*Problem to work on*
From the listing below, pull out every line where the string "text" appears.
§ §
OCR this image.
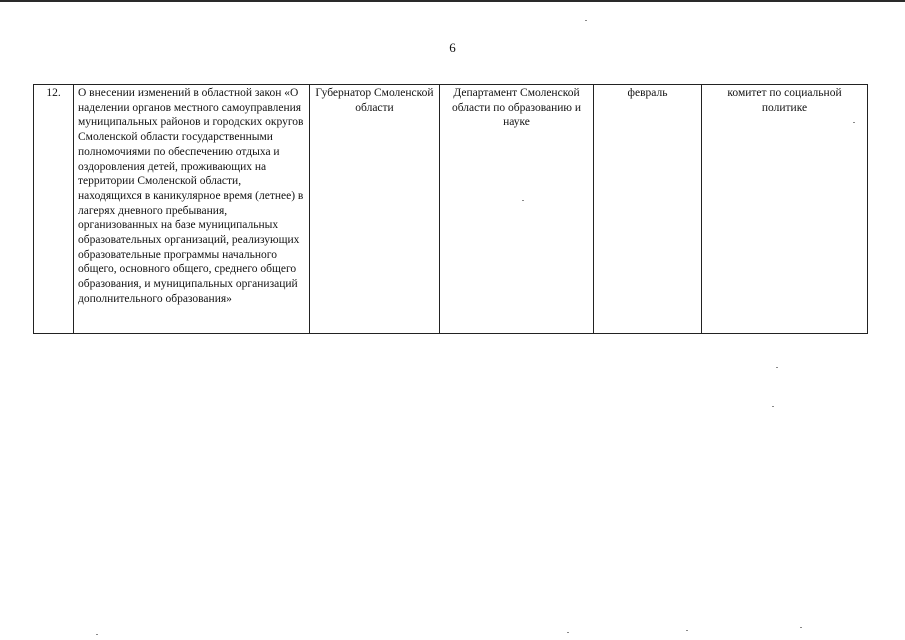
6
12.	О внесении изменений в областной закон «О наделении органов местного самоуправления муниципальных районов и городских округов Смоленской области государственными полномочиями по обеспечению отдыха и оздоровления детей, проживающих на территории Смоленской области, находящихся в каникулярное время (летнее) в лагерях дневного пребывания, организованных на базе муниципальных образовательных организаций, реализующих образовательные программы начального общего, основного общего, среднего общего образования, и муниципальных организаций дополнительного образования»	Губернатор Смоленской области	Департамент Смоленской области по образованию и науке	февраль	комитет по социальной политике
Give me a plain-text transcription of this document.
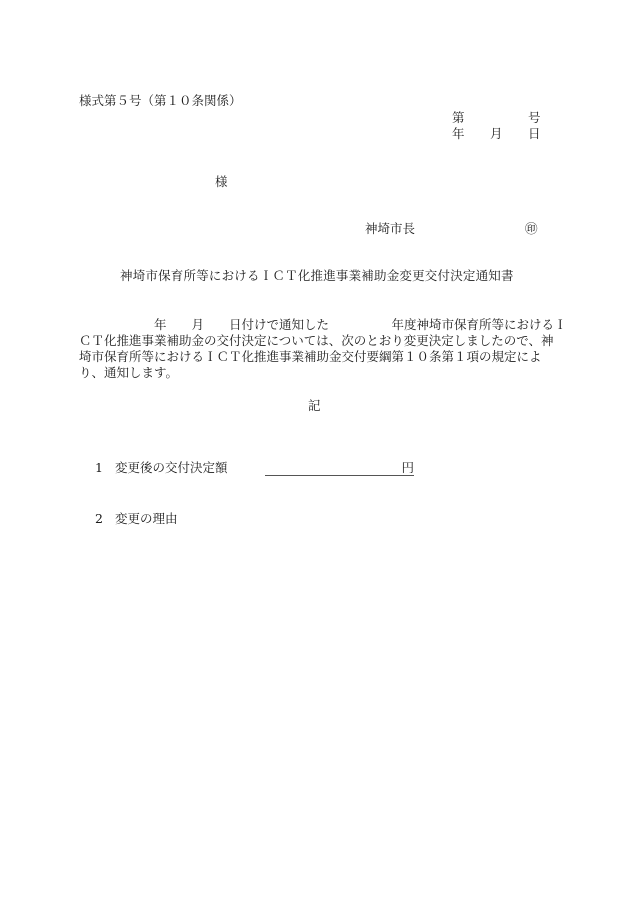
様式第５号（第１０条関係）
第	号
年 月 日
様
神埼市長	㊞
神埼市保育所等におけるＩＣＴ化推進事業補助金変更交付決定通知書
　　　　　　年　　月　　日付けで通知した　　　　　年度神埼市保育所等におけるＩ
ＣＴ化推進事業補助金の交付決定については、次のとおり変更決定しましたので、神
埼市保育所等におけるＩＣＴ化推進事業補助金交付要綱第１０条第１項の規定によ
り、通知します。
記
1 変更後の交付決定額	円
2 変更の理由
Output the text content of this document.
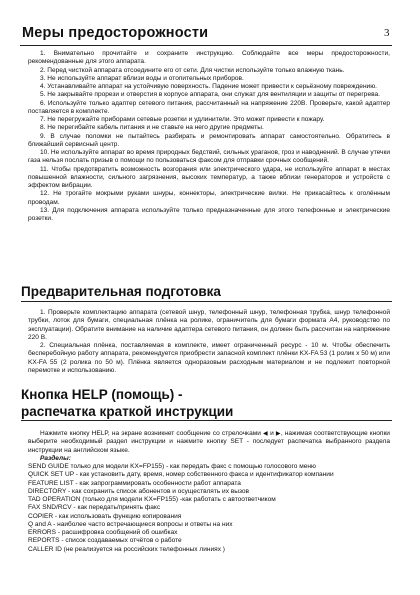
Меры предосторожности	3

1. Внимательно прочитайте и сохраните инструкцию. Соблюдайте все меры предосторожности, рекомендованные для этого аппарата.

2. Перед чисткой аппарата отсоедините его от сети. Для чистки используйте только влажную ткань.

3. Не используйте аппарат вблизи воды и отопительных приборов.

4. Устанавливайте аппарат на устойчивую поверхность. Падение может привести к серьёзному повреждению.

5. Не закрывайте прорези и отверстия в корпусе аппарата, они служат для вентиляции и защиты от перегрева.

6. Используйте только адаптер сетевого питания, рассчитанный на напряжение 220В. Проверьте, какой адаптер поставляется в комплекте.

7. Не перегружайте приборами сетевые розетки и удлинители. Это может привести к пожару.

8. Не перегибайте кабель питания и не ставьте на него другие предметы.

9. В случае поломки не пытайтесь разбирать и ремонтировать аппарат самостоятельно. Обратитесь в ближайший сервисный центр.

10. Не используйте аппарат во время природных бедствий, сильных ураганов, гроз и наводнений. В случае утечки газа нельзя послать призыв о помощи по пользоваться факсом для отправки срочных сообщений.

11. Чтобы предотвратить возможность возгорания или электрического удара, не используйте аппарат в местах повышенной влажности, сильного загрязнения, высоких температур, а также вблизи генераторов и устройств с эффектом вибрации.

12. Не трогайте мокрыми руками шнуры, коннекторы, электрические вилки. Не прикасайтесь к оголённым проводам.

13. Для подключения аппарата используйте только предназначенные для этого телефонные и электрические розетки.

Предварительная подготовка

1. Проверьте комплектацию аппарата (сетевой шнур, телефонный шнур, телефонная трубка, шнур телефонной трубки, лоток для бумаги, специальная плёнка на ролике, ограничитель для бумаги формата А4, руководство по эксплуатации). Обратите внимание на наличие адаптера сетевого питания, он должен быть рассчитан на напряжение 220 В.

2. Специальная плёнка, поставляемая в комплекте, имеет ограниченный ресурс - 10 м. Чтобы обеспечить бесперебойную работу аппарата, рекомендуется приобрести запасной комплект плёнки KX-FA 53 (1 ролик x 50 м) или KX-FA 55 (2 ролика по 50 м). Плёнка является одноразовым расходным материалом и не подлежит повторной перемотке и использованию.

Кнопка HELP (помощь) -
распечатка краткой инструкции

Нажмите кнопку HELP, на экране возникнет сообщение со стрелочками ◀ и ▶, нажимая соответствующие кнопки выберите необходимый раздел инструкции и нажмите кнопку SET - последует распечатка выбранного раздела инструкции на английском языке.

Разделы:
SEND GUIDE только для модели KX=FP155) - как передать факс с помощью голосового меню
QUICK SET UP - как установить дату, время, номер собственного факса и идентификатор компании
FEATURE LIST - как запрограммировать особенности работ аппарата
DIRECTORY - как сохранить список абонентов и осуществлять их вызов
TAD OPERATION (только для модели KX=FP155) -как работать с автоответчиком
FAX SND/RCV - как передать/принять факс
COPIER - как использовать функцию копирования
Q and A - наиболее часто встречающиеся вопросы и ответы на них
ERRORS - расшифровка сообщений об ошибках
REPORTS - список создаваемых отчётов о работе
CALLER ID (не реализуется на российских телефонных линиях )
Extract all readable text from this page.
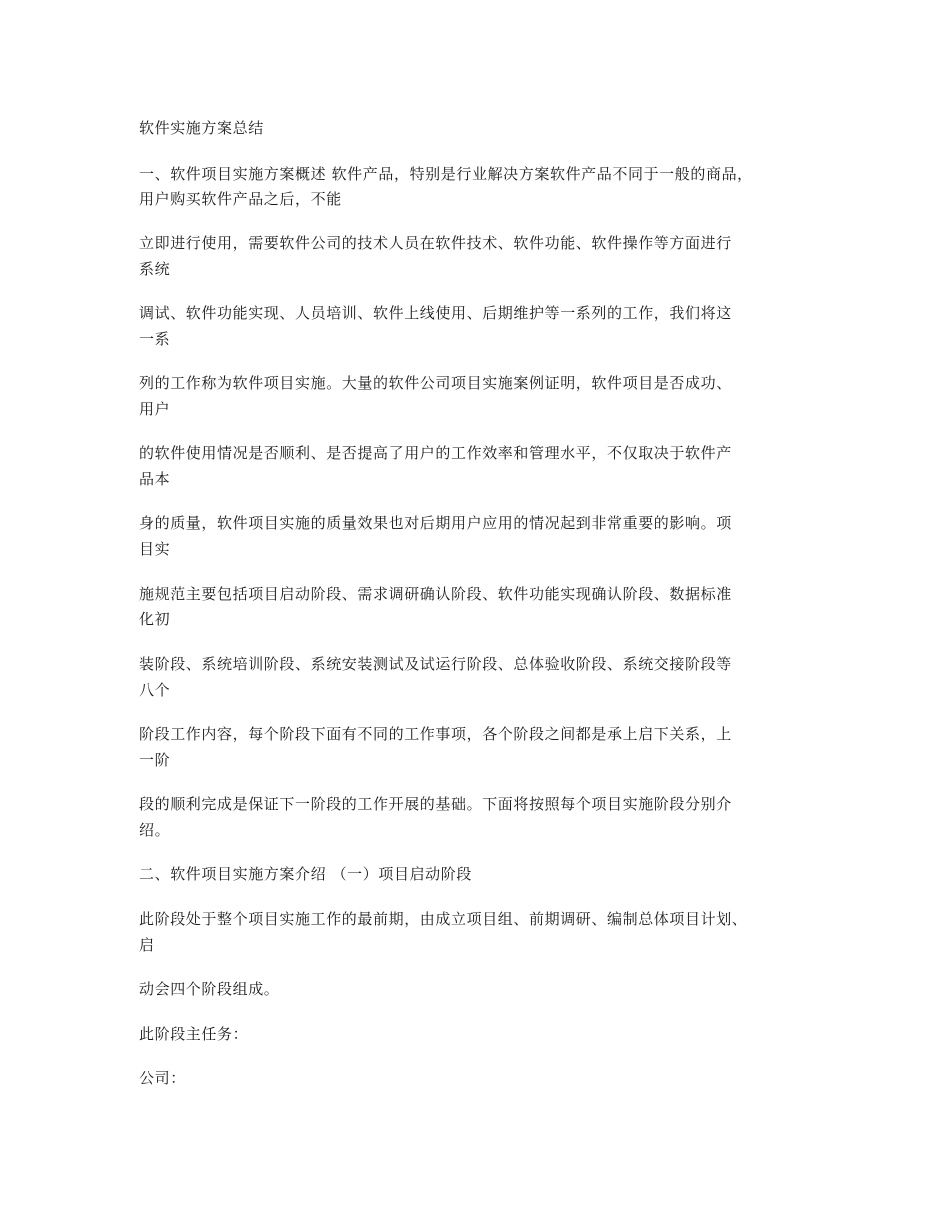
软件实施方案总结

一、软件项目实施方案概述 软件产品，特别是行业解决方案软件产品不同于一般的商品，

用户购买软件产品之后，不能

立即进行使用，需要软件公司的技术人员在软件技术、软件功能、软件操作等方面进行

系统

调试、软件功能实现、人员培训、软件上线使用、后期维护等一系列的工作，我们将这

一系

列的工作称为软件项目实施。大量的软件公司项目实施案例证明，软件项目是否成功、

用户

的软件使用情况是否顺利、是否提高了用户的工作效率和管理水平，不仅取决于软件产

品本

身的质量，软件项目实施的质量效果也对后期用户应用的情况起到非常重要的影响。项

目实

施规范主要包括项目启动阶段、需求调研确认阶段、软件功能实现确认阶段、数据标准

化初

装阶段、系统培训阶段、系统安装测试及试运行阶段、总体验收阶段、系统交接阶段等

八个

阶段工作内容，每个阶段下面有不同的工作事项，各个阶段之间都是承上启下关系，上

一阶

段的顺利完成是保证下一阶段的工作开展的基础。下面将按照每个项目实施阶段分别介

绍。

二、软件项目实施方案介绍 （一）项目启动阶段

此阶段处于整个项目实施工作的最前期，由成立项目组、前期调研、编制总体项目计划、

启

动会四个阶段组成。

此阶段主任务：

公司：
§ §
*Problem solution*
Give me a plain-text transcription of this document.
Output the text content of this document.
Extract all readable text from this page.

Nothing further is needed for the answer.